*DATASET RECORDS*
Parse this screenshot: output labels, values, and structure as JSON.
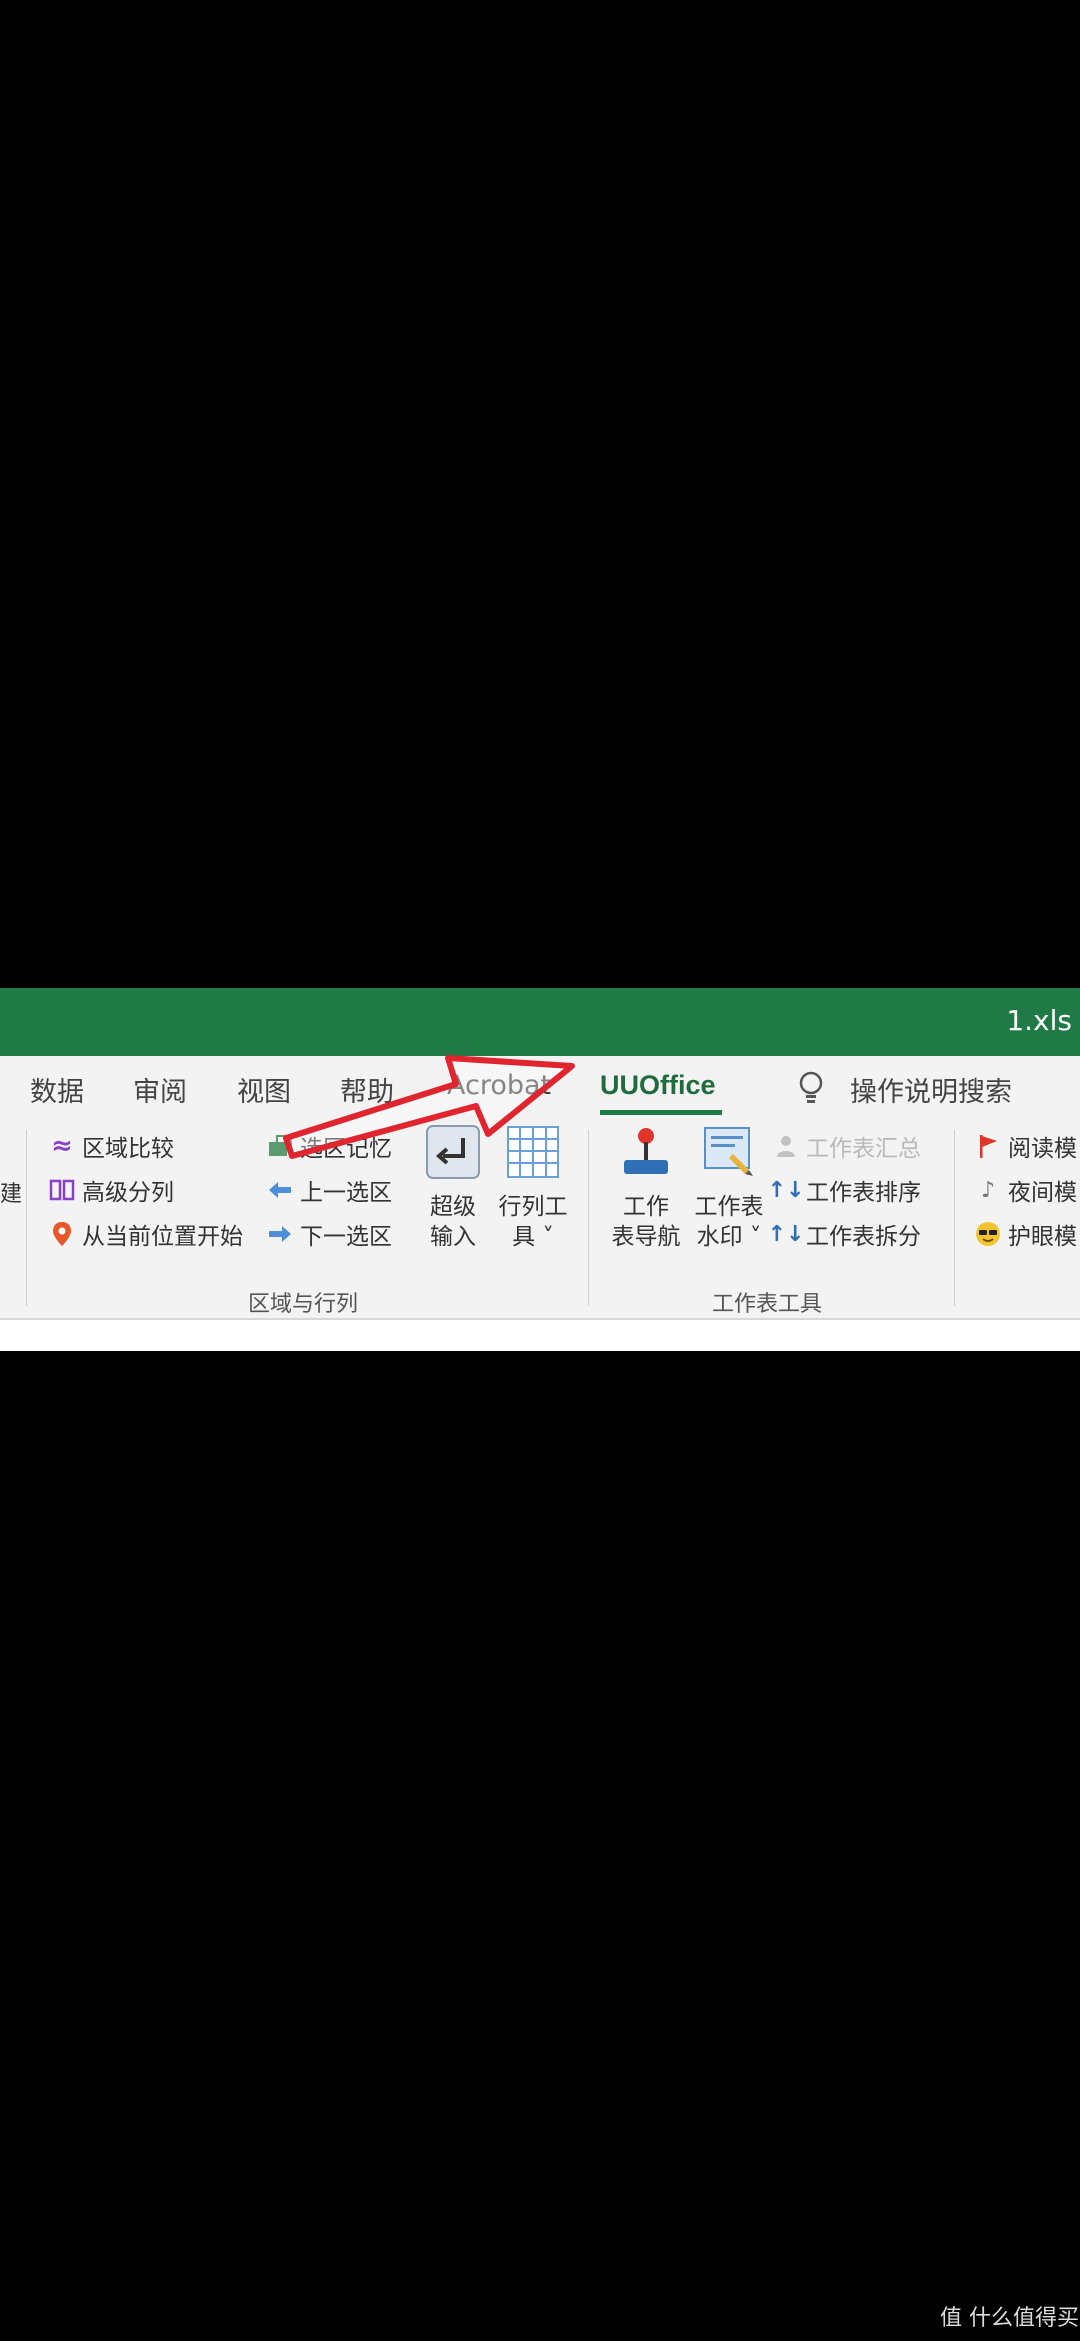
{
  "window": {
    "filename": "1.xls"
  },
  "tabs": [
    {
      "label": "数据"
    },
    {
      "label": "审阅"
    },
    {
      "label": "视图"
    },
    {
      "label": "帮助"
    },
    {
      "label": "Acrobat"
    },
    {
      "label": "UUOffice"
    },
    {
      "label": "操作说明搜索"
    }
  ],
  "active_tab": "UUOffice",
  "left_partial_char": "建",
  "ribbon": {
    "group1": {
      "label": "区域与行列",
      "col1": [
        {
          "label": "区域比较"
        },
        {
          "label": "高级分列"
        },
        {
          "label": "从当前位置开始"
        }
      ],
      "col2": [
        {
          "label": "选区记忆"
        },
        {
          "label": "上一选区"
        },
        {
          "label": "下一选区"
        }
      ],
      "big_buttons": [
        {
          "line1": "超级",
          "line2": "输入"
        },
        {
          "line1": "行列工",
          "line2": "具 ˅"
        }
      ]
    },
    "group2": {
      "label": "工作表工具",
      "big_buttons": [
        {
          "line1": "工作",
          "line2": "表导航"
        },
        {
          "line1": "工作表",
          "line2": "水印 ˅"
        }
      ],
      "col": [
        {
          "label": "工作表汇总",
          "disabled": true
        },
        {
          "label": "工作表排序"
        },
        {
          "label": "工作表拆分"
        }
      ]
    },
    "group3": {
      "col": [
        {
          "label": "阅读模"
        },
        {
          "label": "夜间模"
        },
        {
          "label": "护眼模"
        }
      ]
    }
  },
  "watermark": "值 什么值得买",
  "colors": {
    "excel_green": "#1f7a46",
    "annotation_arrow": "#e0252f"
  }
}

*CHALLENGE*
Copy all lines of the listing above that contain the string "UUOffice".

*IN RESPONSE*
      "label": "UUOffice"
  "active_tab": "UUOffice",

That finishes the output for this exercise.